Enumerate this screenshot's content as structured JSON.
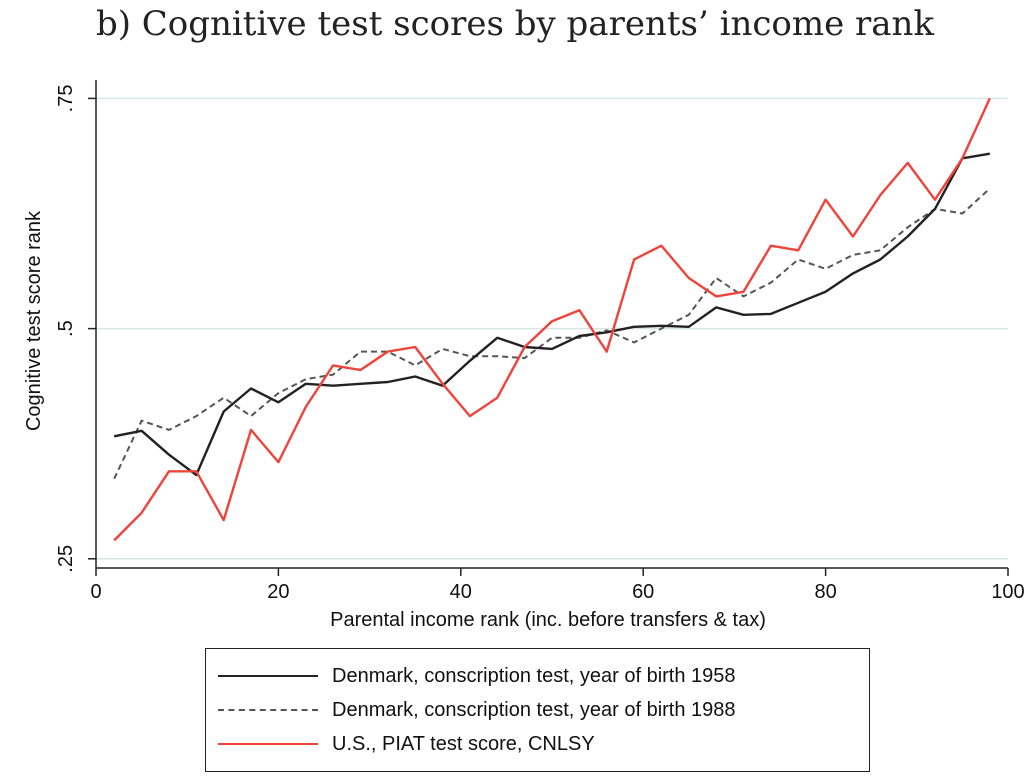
{
  "chart_data": {
    "type": "line",
    "title": "b) Cognitive test scores by parents’ income rank",
    "xlabel": "Parental income rank (inc. before transfers & tax)",
    "ylabel": "Cognitive test score rank",
    "xlim": [
      0,
      100
    ],
    "ylim": [
      0.24,
      0.77
    ],
    "xticks": [
      0,
      20,
      40,
      60,
      80,
      100
    ],
    "xtick_labels": [
      "0",
      "20",
      "40",
      "60",
      "80",
      "100"
    ],
    "yticks": [
      0.25,
      0.5,
      0.75
    ],
    "ytick_labels": [
      ".25",
      ".5",
      ".75"
    ],
    "grid": "horizontal",
    "legend_position": "bottom",
    "x": [
      2,
      5,
      8,
      11,
      14,
      17,
      20,
      23,
      26,
      29,
      32,
      35,
      38,
      41,
      44,
      47,
      50,
      53,
      56,
      59,
      62,
      65,
      68,
      71,
      74,
      77,
      80,
      83,
      86,
      89,
      92,
      95,
      98
    ],
    "series": [
      {
        "name": "Denmark, conscription test, year of birth 1958",
        "color": "#222222",
        "style": "solid",
        "values": [
          0.383,
          0.389,
          0.363,
          0.341,
          0.41,
          0.435,
          0.42,
          0.44,
          0.438,
          0.44,
          0.442,
          0.448,
          0.438,
          0.465,
          0.49,
          0.48,
          0.478,
          0.492,
          0.496,
          0.502,
          0.503,
          0.502,
          0.523,
          0.515,
          0.516,
          0.528,
          0.54,
          0.56,
          0.575,
          0.6,
          0.63,
          0.685,
          0.69
        ]
      },
      {
        "name": "Denmark, conscription test, year of birth 1988",
        "color": "#555555",
        "style": "dashed",
        "values": [
          0.337,
          0.4,
          0.39,
          0.405,
          0.425,
          0.405,
          0.43,
          0.445,
          0.45,
          0.475,
          0.475,
          0.46,
          0.478,
          0.47,
          0.47,
          0.468,
          0.49,
          0.49,
          0.498,
          0.485,
          0.5,
          0.515,
          0.555,
          0.535,
          0.55,
          0.575,
          0.565,
          0.58,
          0.585,
          0.61,
          0.63,
          0.625,
          0.652
        ]
      },
      {
        "name": "U.S., PIAT test score, CNLSY",
        "color": "#f0433a",
        "style": "solid",
        "values": [
          0.27,
          0.3,
          0.345,
          0.345,
          0.292,
          0.39,
          0.355,
          0.415,
          0.46,
          0.455,
          0.475,
          0.48,
          0.44,
          0.405,
          0.425,
          0.48,
          0.508,
          0.52,
          0.475,
          0.575,
          0.59,
          0.555,
          0.535,
          0.54,
          0.59,
          0.585,
          0.64,
          0.6,
          0.645,
          0.68,
          0.64,
          0.685,
          0.75
        ]
      }
    ]
  }
}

■ **What to work on**:
Your copy should hold every record word for word and none of the pictures.

■ **Correct answer**:
Enumerate this screenshot's content as structured JSON.
{
  "chart_data": {
    "type": "line",
    "title": "b) Cognitive test scores by parents’ income rank",
    "xlabel": "Parental income rank (inc. before transfers & tax)",
    "ylabel": "Cognitive test score rank",
    "xlim": [
      0,
      100
    ],
    "ylim": [
      0.24,
      0.77
    ],
    "xticks": [
      0,
      20,
      40,
      60,
      80,
      100
    ],
    "xtick_labels": [
      "0",
      "20",
      "40",
      "60",
      "80",
      "100"
    ],
    "yticks": [
      0.25,
      0.5,
      0.75
    ],
    "ytick_labels": [
      ".25",
      ".5",
      ".75"
    ],
    "grid": "horizontal",
    "legend_position": "bottom",
    "x": [
      2,
      5,
      8,
      11,
      14,
      17,
      20,
      23,
      26,
      29,
      32,
      35,
      38,
      41,
      44,
      47,
      50,
      53,
      56,
      59,
      62,
      65,
      68,
      71,
      74,
      77,
      80,
      83,
      86,
      89,
      92,
      95,
      98
    ],
    "series": [
      {
        "name": "Denmark, conscription test, year of birth 1958",
        "color": "#222222",
        "style": "solid",
        "values": [
          0.383,
          0.389,
          0.363,
          0.341,
          0.41,
          0.435,
          0.42,
          0.44,
          0.438,
          0.44,
          0.442,
          0.448,
          0.438,
          0.465,
          0.49,
          0.48,
          0.478,
          0.492,
          0.496,
          0.502,
          0.503,
          0.502,
          0.523,
          0.515,
          0.516,
          0.528,
          0.54,
          0.56,
          0.575,
          0.6,
          0.63,
          0.685,
          0.69
        ]
      },
      {
        "name": "Denmark, conscription test, year of birth 1988",
        "color": "#555555",
        "style": "dashed",
        "values": [
          0.337,
          0.4,
          0.39,
          0.405,
          0.425,
          0.405,
          0.43,
          0.445,
          0.45,
          0.475,
          0.475,
          0.46,
          0.478,
          0.47,
          0.47,
          0.468,
          0.49,
          0.49,
          0.498,
          0.485,
          0.5,
          0.515,
          0.555,
          0.535,
          0.55,
          0.575,
          0.565,
          0.58,
          0.585,
          0.61,
          0.63,
          0.625,
          0.652
        ]
      },
      {
        "name": "U.S., PIAT test score, CNLSY",
        "color": "#f0433a",
        "style": "solid",
        "values": [
          0.27,
          0.3,
          0.345,
          0.345,
          0.292,
          0.39,
          0.355,
          0.415,
          0.46,
          0.455,
          0.475,
          0.48,
          0.44,
          0.405,
          0.425,
          0.48,
          0.508,
          0.52,
          0.475,
          0.575,
          0.59,
          0.555,
          0.535,
          0.54,
          0.59,
          0.585,
          0.64,
          0.6,
          0.645,
          0.68,
          0.64,
          0.685,
          0.75
        ]
      }
    ]
  }
}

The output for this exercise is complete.